Vim ao mundo no começo da madrugada de 17 de fevereiro de 1956. A casa do meu avô, situada na Vila Sete, perto do Estádio Willie Davids, em Maringá, foi ali que eu nasci, em uma madrugada de terça-feira de Carnaval – se a minha mãe não me desmentir, porque ela é uma testemunha privilegiada do acontecimento. E a cidade em que nasci tinha sido fundada apenas há nove anos, plantada na fronteira do avanço da agricultura no Brasil e era um lugar muito simples, cujos pioneiros levavam uma vida difícil, mas repleta de grandes sonhos. Nasci no exato momento em que o trem Ouro Verde partia da Estação de Maringá rumo a Ourinhos, interior de São Paulo. O trem era a nossa principal ligação com o resto do mundo e chegava até Água Boa, o distrito rural de Paissandu, onde passei a minha infância ao lado de meu pai, João Inácio Gomes, mineiro de Brasópolis e da minha mãe Maria, paulista de Presidente Prudente e dos meus três irmãos Sérgio, Jaime e Edno. Em Água Boa levávamos uma vida austera, distante de tudo, pautada pelo trabalho árduo na roça, pelas missas, terços, procissões aos Domingos e Dias Santos.

● O que fazer
Transforme em lista o parágrafo do trecho que começa com "Vim ao mundo", preservando os fatos principais.

● Material fornecido
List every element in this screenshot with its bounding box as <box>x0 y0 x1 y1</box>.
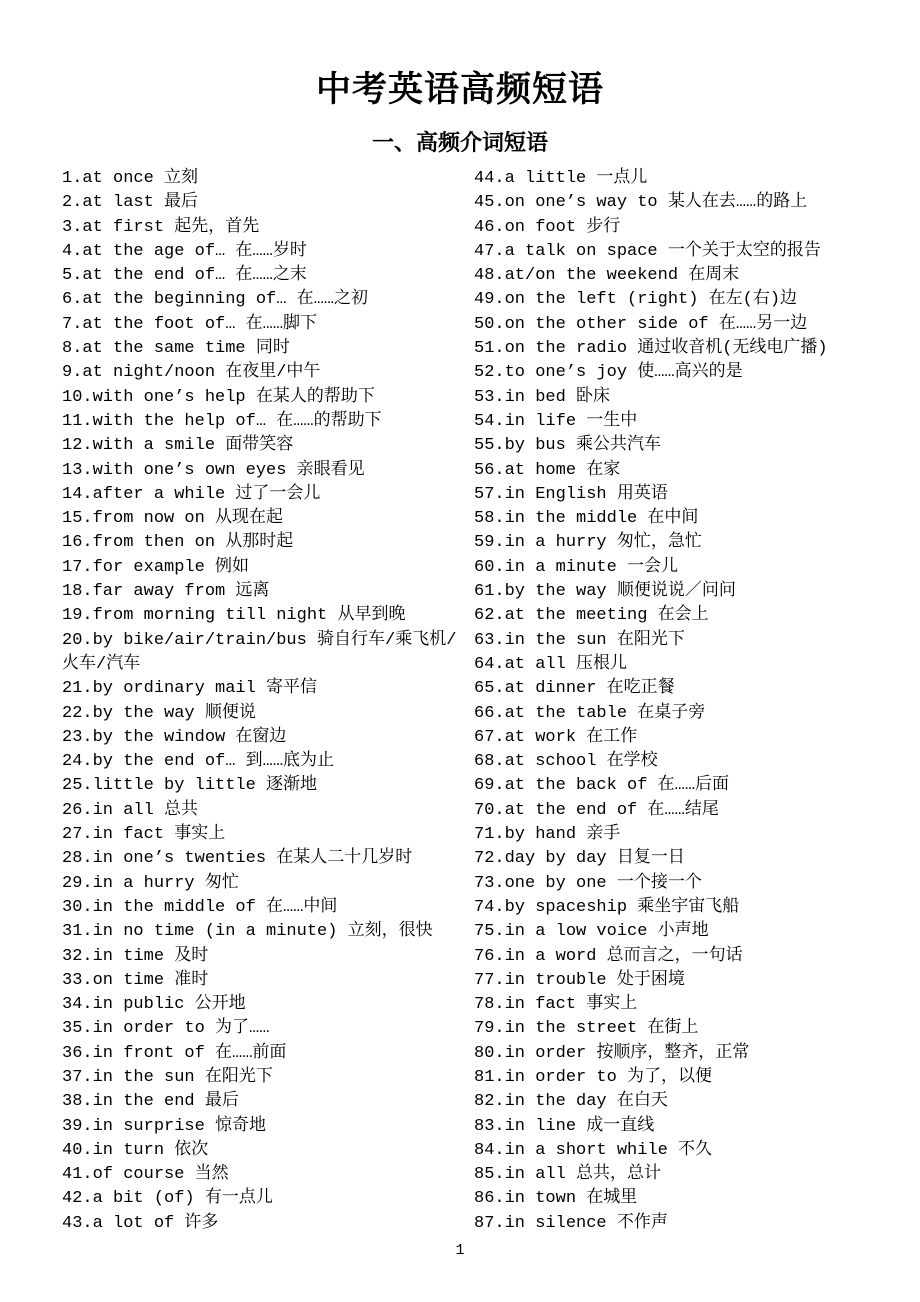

● Resposta completa
- Nascimento na madrugada de 17 de fevereiro de 1956, uma terça-feira de Carnaval, na casa do avô, na Vila Sete, perto do Estádio Willie Davids, em Maringá. A mãe foi testemunha do acontecimento.
- Maringá tinha sido fundada apenas nove anos antes, na fronteira do avanço da agricultura no Brasil. Era um lugar simples, de pioneiros com vida difícil e grandes sonhos.
- No momento do nascimento, o trem Ouro Verde partia da Estação de Maringá rumo a Ourinhos, no interior de São Paulo.
- O trem era a principal ligação com o resto do mundo e chegava até Água Boa, distrito rural de Paissandu.
- A infância se passou em Água Boa, com o pai, João Inácio Gomes, mineiro de Brasópolis, a mãe, Maria, paulista de Presidente Prudente, e os três irmãos, Sérgio, Jaime e Edno.
- A vida ali era austera e isolada, marcada pelo trabalho árduo na roça e por missas, terços e procissões aos domingos e dias santos.